Stored items from a collection:
>> Begin

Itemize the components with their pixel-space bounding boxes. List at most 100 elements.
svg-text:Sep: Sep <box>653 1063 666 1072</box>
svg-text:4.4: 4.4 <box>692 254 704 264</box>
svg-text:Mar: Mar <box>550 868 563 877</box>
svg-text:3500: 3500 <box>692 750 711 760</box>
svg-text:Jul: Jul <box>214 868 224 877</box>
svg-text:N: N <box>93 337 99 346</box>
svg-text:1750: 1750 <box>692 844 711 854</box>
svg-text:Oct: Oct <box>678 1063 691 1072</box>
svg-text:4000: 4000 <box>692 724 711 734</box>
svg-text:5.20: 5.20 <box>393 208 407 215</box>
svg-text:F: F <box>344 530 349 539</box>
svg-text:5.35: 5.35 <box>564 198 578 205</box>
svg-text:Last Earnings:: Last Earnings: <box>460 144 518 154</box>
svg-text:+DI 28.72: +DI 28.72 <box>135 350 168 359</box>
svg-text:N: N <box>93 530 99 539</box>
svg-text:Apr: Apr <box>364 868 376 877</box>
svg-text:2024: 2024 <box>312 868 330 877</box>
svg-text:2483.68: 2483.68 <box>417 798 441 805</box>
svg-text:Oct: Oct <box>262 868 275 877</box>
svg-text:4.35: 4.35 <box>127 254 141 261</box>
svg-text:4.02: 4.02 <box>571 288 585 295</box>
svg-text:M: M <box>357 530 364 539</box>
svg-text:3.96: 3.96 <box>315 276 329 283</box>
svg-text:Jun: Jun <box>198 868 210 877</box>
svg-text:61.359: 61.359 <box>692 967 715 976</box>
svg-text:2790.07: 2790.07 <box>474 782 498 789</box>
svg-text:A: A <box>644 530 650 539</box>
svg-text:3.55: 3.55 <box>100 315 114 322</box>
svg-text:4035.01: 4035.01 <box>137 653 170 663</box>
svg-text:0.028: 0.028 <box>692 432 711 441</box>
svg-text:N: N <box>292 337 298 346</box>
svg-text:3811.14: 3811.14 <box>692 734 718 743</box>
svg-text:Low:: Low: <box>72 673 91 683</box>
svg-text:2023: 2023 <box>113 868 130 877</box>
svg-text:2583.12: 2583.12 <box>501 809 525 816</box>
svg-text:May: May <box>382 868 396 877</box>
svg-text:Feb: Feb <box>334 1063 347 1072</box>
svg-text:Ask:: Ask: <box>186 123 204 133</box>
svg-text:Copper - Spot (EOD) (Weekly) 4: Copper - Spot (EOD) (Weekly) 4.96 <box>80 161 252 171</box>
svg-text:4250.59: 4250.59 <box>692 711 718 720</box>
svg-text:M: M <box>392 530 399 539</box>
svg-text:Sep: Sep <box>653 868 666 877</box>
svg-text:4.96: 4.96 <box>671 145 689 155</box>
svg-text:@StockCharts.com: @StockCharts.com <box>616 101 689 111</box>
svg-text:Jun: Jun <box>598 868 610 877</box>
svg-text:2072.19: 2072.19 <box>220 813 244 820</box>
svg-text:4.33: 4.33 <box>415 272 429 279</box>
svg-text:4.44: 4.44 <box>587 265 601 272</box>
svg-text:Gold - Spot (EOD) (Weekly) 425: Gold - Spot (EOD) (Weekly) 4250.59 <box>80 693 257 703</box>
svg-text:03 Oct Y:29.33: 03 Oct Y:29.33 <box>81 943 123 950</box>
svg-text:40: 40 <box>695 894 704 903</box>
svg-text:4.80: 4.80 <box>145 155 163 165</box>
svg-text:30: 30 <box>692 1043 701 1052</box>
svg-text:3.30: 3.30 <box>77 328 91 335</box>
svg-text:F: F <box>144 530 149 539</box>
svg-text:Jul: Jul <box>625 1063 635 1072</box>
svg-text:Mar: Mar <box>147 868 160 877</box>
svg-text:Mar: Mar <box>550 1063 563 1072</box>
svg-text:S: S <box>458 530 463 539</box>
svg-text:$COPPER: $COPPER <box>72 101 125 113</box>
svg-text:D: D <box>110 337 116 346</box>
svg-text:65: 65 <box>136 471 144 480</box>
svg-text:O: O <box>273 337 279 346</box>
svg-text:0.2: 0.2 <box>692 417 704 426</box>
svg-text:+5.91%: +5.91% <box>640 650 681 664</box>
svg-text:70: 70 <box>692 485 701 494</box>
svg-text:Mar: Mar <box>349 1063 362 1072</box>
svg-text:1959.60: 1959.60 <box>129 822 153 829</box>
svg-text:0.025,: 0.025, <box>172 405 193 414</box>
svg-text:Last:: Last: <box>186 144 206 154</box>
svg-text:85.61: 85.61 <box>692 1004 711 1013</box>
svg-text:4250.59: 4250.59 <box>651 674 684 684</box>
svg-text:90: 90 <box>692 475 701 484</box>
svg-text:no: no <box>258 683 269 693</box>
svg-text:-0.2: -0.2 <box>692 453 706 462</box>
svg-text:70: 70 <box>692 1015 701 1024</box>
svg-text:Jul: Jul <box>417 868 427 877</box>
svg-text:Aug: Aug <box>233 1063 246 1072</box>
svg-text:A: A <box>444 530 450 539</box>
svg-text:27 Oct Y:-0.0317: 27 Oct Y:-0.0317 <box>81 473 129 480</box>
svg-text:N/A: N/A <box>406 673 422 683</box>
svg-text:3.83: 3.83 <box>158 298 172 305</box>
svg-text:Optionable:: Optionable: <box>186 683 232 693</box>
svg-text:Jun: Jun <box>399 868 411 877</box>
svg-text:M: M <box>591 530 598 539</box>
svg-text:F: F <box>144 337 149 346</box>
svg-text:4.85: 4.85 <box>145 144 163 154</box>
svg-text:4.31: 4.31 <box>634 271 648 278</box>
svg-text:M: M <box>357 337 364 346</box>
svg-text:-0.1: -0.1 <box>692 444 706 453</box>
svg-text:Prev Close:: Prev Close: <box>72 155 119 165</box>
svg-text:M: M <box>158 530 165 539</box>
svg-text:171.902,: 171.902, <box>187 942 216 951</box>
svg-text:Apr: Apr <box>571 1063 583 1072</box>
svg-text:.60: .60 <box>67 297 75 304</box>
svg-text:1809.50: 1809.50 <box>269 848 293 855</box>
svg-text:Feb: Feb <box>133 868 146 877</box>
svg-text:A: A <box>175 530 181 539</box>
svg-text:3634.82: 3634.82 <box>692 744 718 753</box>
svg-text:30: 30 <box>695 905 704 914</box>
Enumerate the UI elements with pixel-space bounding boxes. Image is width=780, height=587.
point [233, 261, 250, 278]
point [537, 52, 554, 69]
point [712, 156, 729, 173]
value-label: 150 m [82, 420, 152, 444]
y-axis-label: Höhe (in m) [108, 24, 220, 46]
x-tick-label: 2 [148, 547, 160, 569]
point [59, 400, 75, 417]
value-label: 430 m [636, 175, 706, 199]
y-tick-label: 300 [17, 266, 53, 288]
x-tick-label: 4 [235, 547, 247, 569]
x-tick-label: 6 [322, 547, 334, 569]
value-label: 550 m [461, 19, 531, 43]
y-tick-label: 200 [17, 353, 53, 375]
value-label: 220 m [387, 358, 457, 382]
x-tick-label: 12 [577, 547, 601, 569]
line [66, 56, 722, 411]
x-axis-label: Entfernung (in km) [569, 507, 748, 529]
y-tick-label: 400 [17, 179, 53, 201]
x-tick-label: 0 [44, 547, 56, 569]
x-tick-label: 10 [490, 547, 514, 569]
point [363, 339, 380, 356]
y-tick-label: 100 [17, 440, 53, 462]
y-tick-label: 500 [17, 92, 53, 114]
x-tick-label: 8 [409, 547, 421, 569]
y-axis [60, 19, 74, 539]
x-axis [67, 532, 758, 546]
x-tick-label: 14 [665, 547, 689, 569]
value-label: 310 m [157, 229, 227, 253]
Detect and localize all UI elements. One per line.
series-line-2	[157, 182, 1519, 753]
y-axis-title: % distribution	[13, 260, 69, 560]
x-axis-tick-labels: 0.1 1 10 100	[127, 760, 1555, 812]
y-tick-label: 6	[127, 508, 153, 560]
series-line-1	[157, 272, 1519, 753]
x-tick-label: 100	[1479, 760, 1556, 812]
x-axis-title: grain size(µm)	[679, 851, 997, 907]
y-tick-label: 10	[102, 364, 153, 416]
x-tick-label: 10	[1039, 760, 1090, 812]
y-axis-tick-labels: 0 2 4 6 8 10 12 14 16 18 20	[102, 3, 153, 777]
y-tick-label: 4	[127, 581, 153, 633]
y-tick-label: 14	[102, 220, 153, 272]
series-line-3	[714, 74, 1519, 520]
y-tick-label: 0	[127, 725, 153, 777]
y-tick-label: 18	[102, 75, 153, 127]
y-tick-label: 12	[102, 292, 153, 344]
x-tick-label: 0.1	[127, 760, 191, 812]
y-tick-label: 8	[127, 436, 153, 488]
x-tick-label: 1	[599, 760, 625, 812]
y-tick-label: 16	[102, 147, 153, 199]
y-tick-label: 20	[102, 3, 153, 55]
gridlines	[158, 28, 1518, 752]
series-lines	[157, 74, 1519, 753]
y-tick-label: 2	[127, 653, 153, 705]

>> End

__To be done__: Write out the items from their first line through the line containing "svg-text:4.35: 4.35 <box>127", and replace "Last Earnings" with "Latest Earnings" while leaving everything else unchanged.

__Result below__:
Itemize the components with their pixel-space bounding boxes. List at most 100 elements.
svg-text:Sep: Sep <box>653 1063 666 1072</box>
svg-text:4.4: 4.4 <box>692 254 704 264</box>
svg-text:Mar: Mar <box>550 868 563 877</box>
svg-text:3500: 3500 <box>692 750 711 760</box>
svg-text:Jul: Jul <box>214 868 224 877</box>
svg-text:N: N <box>93 337 99 346</box>
svg-text:1750: 1750 <box>692 844 711 854</box>
svg-text:Oct: Oct <box>678 1063 691 1072</box>
svg-text:4000: 4000 <box>692 724 711 734</box>
svg-text:5.20: 5.20 <box>393 208 407 215</box>
svg-text:F: F <box>344 530 349 539</box>
svg-text:5.35: 5.35 <box>564 198 578 205</box>
svg-text:Latest Earnings:: Latest Earnings: <box>460 144 518 154</box>
svg-text:+DI 28.72: +DI 28.72 <box>135 350 168 359</box>
svg-text:N: N <box>93 530 99 539</box>
svg-text:Apr: Apr <box>364 868 376 877</box>
svg-text:2024: 2024 <box>312 868 330 877</box>
svg-text:2483.68: 2483.68 <box>417 798 441 805</box>
svg-text:Oct: Oct <box>262 868 275 877</box>
svg-text:4.35: 4.35 <box>127 254 141 261</box>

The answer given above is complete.